(Problem description) Pull out each line of the records holding the string "JSON".

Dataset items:
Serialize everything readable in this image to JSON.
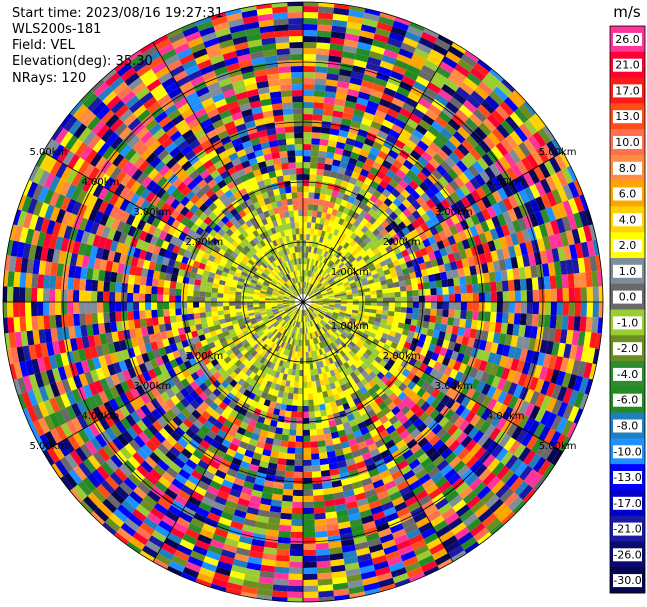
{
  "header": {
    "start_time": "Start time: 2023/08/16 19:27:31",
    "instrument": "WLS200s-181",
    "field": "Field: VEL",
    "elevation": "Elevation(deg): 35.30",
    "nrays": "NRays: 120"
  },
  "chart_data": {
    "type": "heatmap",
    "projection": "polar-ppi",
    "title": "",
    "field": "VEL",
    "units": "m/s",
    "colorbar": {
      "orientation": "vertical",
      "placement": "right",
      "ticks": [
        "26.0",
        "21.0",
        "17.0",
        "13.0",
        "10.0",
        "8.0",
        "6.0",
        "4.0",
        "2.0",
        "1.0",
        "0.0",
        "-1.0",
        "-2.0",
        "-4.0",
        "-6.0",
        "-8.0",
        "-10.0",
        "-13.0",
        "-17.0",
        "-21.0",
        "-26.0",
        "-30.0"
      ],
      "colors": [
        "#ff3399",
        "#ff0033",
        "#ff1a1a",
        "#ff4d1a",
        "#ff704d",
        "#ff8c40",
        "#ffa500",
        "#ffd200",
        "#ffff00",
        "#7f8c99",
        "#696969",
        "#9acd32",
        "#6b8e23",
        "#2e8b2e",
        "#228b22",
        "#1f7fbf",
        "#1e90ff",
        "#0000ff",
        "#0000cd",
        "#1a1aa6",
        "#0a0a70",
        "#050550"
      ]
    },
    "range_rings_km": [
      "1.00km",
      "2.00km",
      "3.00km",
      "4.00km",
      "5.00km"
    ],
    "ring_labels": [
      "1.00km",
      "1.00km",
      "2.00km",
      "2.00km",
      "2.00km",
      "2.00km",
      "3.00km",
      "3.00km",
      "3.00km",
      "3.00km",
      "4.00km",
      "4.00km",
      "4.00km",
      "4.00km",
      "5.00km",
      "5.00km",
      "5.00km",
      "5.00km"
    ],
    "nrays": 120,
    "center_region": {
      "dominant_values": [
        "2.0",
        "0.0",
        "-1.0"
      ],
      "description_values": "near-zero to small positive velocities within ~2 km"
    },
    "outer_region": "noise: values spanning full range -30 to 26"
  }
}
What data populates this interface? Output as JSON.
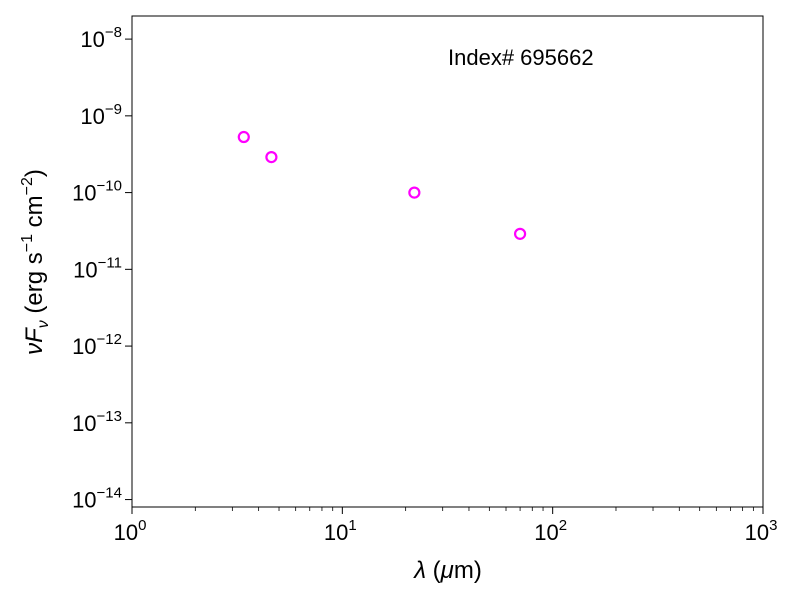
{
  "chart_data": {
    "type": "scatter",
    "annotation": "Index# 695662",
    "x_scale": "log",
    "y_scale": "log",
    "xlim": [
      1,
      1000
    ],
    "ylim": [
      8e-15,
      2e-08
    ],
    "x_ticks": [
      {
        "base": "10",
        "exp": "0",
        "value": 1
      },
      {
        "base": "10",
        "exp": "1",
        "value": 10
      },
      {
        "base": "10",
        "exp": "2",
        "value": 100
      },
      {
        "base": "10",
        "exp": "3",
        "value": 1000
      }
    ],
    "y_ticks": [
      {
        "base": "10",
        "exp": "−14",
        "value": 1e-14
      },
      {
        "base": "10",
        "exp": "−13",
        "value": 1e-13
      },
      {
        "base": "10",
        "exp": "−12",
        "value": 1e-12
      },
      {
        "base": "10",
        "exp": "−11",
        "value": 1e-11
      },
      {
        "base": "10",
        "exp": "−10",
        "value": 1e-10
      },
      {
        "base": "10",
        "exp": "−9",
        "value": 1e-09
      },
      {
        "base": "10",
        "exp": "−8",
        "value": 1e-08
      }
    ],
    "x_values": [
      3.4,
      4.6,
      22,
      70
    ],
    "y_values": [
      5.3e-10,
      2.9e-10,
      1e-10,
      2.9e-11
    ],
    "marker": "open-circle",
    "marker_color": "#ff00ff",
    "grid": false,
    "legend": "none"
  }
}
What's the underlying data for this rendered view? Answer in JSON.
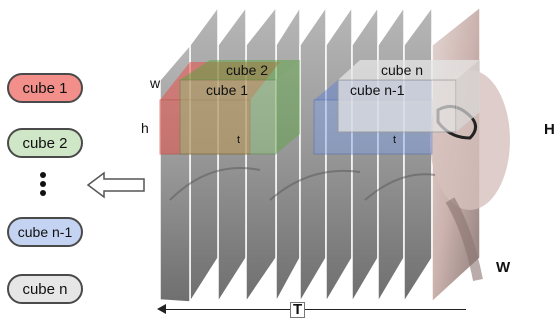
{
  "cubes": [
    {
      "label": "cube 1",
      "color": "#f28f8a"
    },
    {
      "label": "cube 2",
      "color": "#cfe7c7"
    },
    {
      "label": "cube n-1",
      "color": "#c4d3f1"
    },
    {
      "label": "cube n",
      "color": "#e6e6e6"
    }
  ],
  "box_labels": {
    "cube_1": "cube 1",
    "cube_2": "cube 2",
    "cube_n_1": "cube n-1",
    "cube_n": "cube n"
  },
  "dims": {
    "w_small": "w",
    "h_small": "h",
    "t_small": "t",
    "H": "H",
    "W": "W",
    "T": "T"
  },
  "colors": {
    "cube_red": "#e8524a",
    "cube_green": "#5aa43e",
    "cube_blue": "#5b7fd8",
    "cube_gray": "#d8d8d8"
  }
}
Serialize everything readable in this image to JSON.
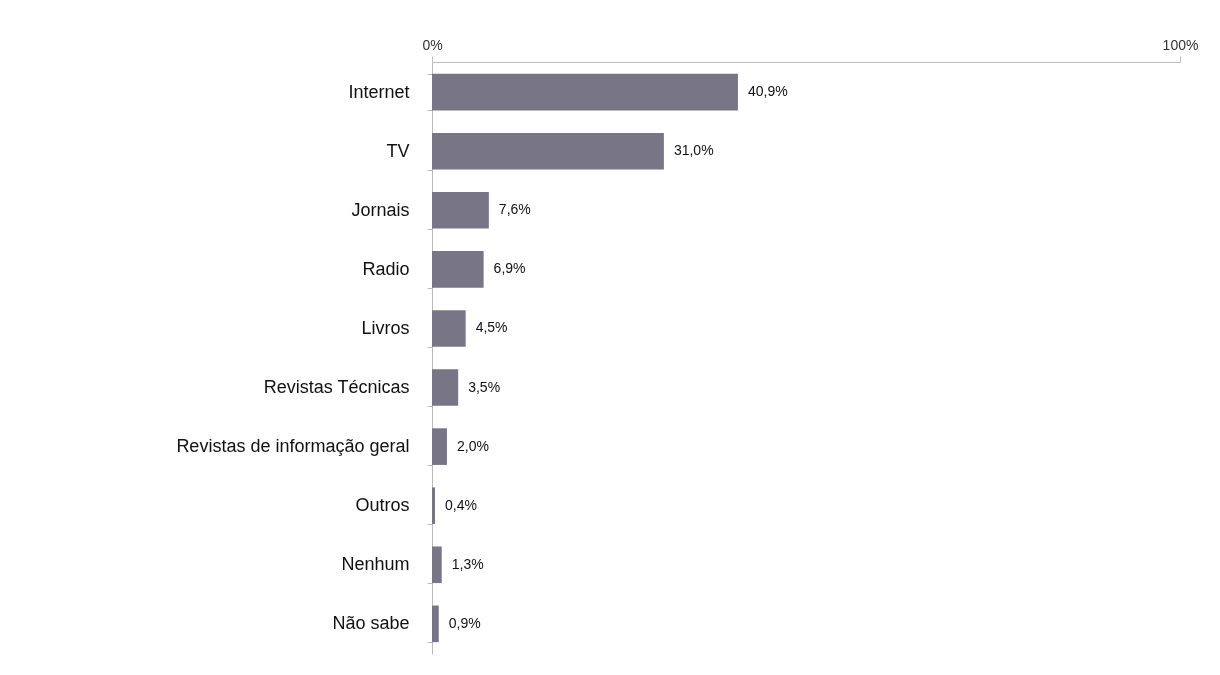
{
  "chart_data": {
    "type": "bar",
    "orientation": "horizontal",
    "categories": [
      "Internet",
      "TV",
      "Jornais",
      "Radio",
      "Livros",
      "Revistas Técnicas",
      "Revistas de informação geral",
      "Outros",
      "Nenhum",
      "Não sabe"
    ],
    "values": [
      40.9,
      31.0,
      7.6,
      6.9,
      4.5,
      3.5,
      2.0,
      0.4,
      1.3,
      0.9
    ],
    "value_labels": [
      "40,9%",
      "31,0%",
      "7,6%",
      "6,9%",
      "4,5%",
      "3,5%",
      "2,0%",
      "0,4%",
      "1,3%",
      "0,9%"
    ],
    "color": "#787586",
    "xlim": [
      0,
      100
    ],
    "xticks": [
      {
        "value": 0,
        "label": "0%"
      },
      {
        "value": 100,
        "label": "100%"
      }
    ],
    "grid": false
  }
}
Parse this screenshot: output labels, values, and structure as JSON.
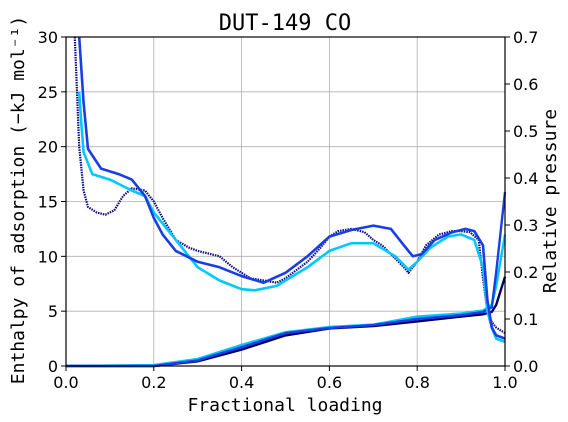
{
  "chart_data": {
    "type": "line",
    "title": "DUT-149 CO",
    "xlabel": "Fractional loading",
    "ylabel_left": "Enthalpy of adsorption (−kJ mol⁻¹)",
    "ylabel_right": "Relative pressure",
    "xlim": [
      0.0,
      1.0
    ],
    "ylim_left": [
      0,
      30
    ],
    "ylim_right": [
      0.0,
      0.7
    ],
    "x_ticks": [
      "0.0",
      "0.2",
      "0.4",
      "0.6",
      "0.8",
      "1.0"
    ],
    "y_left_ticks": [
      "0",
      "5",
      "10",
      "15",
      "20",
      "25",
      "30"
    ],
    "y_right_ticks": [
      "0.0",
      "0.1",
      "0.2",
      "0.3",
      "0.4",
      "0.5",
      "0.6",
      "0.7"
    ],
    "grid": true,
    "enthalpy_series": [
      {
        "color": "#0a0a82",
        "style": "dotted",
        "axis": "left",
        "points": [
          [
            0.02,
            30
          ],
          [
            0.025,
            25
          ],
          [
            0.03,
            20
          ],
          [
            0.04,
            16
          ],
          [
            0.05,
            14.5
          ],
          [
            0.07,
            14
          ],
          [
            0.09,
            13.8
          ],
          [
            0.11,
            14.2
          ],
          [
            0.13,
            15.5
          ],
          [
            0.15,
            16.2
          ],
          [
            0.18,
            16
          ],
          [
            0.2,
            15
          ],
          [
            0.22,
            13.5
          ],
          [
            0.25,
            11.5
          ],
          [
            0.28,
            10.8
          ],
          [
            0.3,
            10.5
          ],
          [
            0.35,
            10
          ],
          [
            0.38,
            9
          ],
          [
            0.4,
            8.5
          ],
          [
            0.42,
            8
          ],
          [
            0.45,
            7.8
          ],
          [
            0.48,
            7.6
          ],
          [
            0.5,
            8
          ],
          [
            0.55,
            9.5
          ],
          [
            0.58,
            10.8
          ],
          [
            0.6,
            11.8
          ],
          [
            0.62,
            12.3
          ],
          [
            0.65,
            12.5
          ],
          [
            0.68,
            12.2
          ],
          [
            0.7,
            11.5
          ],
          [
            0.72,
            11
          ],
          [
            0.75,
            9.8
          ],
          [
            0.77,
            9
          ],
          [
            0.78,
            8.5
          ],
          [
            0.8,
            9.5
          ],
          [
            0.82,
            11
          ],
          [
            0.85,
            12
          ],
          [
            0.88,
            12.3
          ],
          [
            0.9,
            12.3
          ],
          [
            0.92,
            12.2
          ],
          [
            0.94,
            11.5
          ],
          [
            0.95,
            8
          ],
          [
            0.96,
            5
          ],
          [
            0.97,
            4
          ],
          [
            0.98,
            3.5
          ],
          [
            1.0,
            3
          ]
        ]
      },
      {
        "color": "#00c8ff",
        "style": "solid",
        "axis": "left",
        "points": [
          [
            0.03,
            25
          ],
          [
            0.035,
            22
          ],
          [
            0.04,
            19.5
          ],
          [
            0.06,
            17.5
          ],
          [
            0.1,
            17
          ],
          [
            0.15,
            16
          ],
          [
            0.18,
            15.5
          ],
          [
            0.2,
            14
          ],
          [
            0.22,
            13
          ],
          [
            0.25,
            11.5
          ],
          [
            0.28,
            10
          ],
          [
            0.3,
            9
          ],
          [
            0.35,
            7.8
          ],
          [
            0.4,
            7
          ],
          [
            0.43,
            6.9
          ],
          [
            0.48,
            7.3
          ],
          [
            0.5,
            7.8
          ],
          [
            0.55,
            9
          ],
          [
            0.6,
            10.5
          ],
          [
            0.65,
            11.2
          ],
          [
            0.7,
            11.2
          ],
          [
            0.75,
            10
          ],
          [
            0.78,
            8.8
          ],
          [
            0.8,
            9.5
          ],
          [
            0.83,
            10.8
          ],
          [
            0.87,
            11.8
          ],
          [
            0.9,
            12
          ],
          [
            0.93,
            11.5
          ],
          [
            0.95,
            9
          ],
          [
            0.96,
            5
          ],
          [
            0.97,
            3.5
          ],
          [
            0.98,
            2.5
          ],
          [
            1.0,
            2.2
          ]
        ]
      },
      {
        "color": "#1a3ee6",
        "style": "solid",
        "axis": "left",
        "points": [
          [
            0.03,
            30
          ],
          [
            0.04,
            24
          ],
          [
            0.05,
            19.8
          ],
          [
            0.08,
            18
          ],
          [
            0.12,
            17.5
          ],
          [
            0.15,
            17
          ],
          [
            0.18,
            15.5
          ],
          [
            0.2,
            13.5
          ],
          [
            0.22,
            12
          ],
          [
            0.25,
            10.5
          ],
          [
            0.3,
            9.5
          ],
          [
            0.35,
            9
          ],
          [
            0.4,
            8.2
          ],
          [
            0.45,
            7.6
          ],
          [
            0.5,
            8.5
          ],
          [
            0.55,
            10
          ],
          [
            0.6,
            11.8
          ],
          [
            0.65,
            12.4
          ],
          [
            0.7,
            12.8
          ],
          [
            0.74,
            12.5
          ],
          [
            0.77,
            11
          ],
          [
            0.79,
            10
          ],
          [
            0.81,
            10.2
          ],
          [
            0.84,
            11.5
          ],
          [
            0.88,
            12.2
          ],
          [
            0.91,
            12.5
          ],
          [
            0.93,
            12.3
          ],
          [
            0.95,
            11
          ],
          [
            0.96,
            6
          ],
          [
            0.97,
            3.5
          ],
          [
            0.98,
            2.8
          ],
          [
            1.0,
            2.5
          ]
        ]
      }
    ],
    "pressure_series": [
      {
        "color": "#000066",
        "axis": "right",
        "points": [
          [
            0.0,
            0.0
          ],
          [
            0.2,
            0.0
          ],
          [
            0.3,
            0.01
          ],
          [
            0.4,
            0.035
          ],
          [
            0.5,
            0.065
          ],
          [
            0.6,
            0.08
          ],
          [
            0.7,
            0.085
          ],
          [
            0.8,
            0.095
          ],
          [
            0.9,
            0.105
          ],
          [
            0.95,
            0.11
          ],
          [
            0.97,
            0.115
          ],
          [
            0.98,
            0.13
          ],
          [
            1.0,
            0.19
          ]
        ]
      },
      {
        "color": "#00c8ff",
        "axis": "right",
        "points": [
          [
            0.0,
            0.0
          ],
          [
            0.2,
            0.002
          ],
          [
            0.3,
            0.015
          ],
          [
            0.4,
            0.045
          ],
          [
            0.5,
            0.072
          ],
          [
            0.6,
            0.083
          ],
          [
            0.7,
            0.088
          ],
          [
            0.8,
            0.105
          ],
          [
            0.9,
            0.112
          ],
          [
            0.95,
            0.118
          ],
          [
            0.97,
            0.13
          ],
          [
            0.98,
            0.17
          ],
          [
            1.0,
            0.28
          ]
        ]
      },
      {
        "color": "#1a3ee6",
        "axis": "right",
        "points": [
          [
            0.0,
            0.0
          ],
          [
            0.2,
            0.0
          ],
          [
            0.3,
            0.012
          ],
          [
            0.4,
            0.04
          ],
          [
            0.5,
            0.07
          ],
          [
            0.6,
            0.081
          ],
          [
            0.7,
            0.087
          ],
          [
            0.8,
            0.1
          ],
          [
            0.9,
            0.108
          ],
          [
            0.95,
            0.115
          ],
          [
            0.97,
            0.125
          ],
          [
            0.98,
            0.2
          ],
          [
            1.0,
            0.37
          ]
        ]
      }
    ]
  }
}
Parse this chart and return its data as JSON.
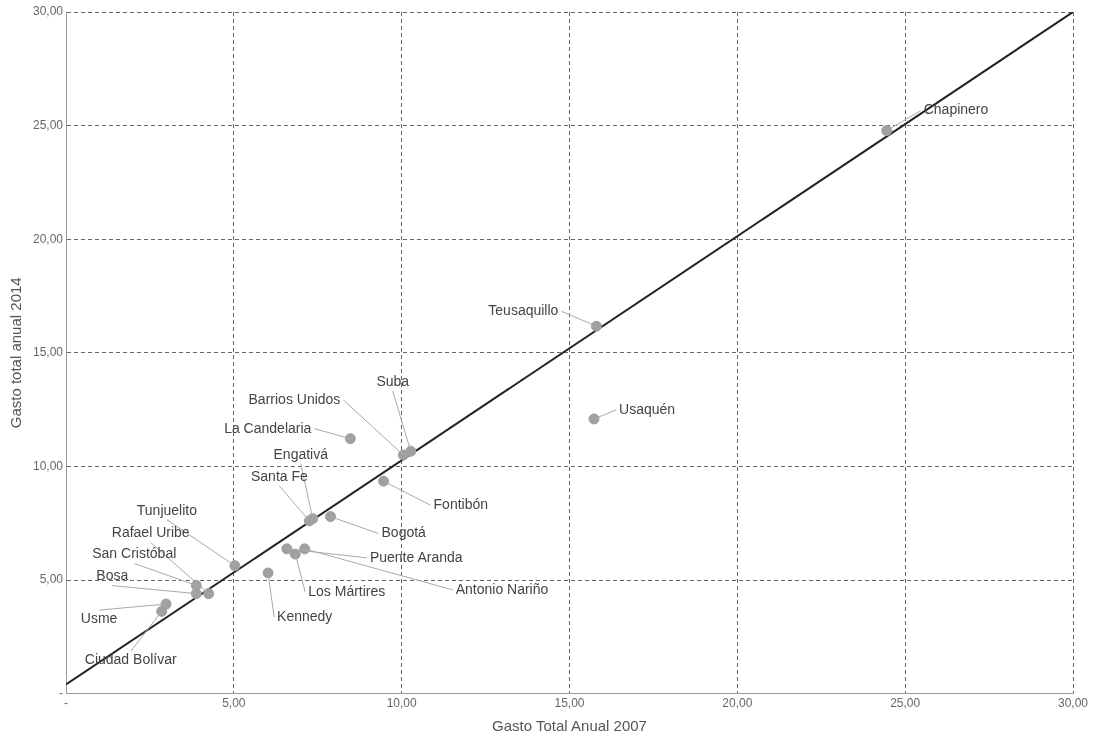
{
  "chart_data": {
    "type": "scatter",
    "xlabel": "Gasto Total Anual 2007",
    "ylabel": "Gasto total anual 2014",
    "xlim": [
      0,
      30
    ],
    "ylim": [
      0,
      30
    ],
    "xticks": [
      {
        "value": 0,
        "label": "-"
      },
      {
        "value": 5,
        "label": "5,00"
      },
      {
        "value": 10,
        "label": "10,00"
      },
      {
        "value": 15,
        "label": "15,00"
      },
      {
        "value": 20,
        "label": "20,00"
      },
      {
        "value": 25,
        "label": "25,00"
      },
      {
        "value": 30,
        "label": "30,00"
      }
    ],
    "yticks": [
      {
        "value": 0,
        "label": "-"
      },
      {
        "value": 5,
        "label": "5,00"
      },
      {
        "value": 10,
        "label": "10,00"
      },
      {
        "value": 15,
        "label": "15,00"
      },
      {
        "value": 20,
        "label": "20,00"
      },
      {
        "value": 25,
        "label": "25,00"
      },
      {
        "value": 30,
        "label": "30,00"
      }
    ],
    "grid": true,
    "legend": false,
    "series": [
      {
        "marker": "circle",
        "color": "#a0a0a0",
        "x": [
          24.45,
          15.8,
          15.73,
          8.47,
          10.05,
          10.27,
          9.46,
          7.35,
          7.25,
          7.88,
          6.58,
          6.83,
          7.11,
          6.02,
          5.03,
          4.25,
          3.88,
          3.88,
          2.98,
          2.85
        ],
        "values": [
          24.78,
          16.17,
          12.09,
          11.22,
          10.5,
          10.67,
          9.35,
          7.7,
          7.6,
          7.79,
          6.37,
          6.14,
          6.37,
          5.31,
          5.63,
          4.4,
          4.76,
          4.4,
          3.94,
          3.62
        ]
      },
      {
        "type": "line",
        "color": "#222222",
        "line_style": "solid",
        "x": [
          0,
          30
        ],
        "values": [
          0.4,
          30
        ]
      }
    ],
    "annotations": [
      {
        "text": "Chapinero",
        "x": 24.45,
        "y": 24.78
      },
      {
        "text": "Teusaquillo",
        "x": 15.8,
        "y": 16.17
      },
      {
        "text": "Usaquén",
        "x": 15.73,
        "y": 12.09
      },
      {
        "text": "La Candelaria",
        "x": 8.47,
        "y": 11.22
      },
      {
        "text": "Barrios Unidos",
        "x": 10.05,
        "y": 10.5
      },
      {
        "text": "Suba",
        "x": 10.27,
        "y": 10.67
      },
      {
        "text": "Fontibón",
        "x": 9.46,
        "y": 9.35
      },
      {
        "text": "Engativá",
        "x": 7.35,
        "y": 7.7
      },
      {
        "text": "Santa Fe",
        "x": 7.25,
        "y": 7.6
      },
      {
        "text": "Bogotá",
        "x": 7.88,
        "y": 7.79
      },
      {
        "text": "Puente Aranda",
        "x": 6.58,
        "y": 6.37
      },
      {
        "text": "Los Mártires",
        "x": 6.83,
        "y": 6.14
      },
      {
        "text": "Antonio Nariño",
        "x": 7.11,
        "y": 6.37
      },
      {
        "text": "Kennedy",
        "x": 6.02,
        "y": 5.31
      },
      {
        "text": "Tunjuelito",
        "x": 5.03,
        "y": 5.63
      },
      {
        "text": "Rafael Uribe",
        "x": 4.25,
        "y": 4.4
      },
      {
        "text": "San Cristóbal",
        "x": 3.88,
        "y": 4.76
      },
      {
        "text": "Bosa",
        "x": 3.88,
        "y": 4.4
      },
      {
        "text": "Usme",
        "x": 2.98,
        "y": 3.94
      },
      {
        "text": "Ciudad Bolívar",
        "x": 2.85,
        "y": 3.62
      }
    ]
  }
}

(Answer)
Serialize everything readable in this image to JSON.
What data populates this interface? Output as JSON.
What's the underlying data for this rendered view? Answer in JSON.
Serialize everything readable in this image to JSON.
Parse this screenshot: output labels, values, and structure as JSON.
Parse this chart and return its data as JSON.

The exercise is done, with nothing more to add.